EXTRACT:
____________
The announcement was greeted with skepticism at Warner Bros., throughout
the record business and even among some of Prince's associates. "Prince
is a very mercurial fellow," said Eric Leeds, a saxophonist who has
toured and recorded with Prince and who currently records solo albums
for Prince's label, Paisley Park. "He could change his mind tomorrow.
I just kind of chuckle when I hear those things. I say, 'Okay, here
he goes again.'"
At Warner Bros., there was no official comment, but executives
are apparently taking a low-key, somewhat amused approach to the
news. "People were laughing," said a source at the company.
"Anything he says you have to take with a grain of salt," says
Danny Goldberg, a senior vice-president at the Time Warner-owned
Atlantic Records.
No official explanation from wither Prince or his employees was
forthcoming. Those who know Prince have a few theories about the
announcement. Some feel this could be Prince's way of expressing
his disappointment with U.S. sales of his latest album, 0{+>, which
are in the neighborhood of 2 million copies. The Warner Bros. source
said that a week before the announcement, Prince had been in the
office meeting with Ostin and Waronker "expressing his dissatisfactions
and frustrations."
Eric Leeds thinks Prince may want to renegotiate some part of his
deal. "Maybe there's a point in the new deal that he's not particularly
thrilled with and he's saying, 'Well, let me play hardball with them
for a minute,'" said Leeds.
Or it could be, as some current and former Prince business associates
believe, that Prince is fed up with the rock-star treadmill. Alan
Leeds, who was vice-president of Paisley Park Records until about
eight months ago, and is Eric Leeds' older brother, said, "This is
a guy who is simply uncomfortable with the confines of the 1990s
music industry and the constraints it puts on a prolific artist.
"The idea that you're dictated to: 'Okay, you make a record this
month, you release it that month, you sit on your ass for three months,
you tour for three months, you sit on your ass for a nother three
months' -- that's not the kind of guy Prince is," continued Leeds. "He's
a guy who lives on the edge, who likes spontanaeity above all else.
____________
[Page element annotations]
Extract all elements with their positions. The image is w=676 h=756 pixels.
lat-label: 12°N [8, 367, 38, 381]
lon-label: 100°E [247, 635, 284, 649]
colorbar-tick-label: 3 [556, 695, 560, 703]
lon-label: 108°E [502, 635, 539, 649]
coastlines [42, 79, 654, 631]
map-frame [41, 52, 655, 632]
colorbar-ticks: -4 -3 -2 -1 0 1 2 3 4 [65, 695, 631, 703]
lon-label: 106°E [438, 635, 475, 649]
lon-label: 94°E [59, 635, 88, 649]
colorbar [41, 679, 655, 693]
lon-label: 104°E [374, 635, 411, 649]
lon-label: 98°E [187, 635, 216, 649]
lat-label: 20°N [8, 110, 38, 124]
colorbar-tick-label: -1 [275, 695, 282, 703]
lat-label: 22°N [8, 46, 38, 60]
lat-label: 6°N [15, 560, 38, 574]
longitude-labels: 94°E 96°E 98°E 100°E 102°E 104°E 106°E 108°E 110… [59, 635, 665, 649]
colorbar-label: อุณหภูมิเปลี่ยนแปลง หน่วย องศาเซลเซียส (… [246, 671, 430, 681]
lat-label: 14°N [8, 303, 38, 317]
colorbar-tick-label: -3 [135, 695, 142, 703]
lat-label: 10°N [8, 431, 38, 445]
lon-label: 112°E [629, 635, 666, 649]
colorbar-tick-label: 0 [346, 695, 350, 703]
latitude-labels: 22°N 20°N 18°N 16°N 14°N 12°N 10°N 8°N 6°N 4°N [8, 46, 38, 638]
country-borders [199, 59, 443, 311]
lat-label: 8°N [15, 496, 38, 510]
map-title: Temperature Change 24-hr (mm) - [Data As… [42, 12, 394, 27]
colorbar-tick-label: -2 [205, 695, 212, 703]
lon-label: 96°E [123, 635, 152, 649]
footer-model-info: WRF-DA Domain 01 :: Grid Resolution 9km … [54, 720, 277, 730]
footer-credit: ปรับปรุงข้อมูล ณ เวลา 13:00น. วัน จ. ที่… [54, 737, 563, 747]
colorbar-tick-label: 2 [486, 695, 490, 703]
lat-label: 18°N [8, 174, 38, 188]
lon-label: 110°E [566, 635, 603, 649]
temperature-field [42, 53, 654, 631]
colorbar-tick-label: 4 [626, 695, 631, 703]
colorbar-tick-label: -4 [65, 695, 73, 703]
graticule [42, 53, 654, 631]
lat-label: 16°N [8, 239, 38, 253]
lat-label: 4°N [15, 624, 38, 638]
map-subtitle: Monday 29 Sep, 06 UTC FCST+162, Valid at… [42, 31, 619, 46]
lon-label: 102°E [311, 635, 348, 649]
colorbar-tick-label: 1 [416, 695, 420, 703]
____________
COMPLETE THE FOLLOWING:
• 1. In the Prince article, what position did Alan Leeds hold until about eight months earlier?
• 2. Pick up the Prince article after its last sentence and keep writing.

RESPONSES:
• 1. Vice-president of Paisley Park Records.

• 2.
And all of those things about his lifestyle are discouraged by the
structure of the music industry. It's an enormously frustrating existence
for him." This is not the first time Prince has made a dramatic public
anouncement. In April of 1985, just a few days before the conclusion
of the Purple Rain tour, Prince announced he was going to
stop touring for "two to three years." Prince's explanation at the
time, as relayed via his then manager Steve Fargnoli: "Sometimes
it snows in April."
"Five months after that we were in rehearsals for the next tour," said
Eric Leeds. "And we were out playing gigs within a year."
Chances are that the retirement will be short-lived. In fact, a
source who works with Prince says that the day after the press release
was issued, the star was in an L.A. studio producing an album for
his current band, the New Power Generation. "I can guarantee that
if he comes up with another 'When Doves Cry,' the first thing he's
going to do is go to Warner Bros. and say: 'Release this. Tomorrow!'" said
Eric Leeds.
"There's only three things for sure in this life," said Alan Leeds. "We're
all born, we all die, and Prince will make another record on of these
days."
ROLLING STONE, JUNE 10TH, 1993
(RS 658)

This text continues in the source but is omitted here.